■ PASSAGE
------------
Name: SimpleFunctions
Author: SimpleFunctions

Event overround is the simplest arbitrage signal in prediction markets and the easiest one to compute wrong. The math is one subtraction. The work is in identifying which markets actually belong in the same event — and noticing when one of them is silently missing.

This guide walks through the working version: from the raw canonical_markets table to the final EE number, including the two ways the assumption silently fails.

The Formula

EE = Σᵢ pᵢ − 1

Where pᵢ is the YES price of the i-th mutually exclusive outcome, expressed as a probability between 0 and 1. The sum is the total probability the market is collectively assigning to the event happening at all. Subtract 1 (the true total in any well-formed event) and you get the overround.

The interpretation:

EE = 0 — clean market. Outcomes sum to exactly 1.0. No arbitrage from overround alone.
EE > 0 — outcomes overstate certainty. Selling YES on every outcome locks in EE per dollar of total notional, modulo fees.
EE < 0 — outcomes understate certainty. Buying YES on every outcome locks in |EE| per dollar, modulo fees.
------------
■ STORED RECORDS
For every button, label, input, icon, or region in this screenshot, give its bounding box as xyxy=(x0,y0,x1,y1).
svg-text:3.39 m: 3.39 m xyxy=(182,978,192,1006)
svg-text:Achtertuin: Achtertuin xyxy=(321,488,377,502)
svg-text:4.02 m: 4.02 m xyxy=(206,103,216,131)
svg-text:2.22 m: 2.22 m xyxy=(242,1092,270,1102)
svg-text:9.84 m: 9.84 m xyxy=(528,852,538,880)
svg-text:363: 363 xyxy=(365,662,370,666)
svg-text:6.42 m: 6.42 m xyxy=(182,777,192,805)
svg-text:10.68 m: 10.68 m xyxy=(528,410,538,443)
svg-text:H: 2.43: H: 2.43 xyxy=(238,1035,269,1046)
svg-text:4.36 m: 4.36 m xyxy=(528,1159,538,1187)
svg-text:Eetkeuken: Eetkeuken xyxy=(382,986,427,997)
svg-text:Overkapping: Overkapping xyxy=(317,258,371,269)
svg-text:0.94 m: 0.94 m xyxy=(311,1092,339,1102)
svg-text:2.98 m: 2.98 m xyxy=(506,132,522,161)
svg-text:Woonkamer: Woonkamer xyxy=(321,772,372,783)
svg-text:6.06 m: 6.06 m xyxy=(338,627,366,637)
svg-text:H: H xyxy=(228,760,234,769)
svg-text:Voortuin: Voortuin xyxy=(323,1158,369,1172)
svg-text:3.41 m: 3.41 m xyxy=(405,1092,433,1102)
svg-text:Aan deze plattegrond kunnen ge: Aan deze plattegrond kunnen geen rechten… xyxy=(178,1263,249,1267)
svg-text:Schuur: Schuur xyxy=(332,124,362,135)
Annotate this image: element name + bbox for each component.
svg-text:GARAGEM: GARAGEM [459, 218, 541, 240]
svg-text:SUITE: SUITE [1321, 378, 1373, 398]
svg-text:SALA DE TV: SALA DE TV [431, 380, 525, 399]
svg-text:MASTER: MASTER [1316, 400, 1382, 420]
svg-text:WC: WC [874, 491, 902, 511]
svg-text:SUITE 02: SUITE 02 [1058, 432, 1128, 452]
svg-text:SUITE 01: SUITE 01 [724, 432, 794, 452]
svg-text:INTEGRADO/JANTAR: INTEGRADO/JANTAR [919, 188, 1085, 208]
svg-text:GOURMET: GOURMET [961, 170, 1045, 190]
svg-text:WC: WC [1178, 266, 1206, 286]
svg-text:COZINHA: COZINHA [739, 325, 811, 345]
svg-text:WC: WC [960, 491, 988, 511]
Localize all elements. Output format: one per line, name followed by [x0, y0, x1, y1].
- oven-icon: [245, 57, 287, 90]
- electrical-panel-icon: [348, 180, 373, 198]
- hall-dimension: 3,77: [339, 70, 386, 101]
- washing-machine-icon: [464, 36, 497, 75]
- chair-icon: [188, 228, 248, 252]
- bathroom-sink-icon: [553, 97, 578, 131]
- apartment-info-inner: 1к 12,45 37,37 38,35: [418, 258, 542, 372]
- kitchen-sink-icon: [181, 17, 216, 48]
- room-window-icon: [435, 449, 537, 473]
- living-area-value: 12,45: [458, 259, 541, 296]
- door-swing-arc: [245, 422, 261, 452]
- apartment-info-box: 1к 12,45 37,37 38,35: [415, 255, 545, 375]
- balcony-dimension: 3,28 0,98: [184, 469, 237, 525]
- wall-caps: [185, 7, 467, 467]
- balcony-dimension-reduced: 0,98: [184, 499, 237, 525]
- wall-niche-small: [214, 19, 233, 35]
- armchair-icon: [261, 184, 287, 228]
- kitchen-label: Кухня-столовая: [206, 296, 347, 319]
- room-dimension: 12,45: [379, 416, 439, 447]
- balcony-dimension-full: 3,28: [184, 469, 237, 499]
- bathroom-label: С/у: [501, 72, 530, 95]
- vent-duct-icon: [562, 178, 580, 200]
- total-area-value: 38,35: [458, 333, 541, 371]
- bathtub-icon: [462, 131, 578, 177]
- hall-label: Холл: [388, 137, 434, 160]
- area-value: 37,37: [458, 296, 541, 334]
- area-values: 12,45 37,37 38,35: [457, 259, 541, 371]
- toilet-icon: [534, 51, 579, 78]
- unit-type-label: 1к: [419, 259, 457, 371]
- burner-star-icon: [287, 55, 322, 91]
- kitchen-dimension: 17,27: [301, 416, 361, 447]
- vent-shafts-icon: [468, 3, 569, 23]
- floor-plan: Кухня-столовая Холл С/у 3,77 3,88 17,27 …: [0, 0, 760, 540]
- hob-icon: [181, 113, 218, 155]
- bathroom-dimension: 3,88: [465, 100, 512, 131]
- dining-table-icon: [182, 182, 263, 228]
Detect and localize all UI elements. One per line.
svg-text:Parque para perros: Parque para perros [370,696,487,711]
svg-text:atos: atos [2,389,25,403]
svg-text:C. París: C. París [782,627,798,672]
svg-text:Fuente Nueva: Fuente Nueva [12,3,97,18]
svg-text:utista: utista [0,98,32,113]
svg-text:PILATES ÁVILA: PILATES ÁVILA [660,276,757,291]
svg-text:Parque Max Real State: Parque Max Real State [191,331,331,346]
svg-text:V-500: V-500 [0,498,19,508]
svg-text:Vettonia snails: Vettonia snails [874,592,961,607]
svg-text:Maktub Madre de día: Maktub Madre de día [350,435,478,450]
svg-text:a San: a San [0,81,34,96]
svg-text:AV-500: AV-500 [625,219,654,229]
------------
■ WORK TO DO
According to the passage on event overround, what does a value of EE equal to 0 mean? Work only from the prediction-market overround text and not from the material.

■ RESPONSE
It means a clean market: the outcomes sum to exactly 1.0, and overround alone offers no arbitrage.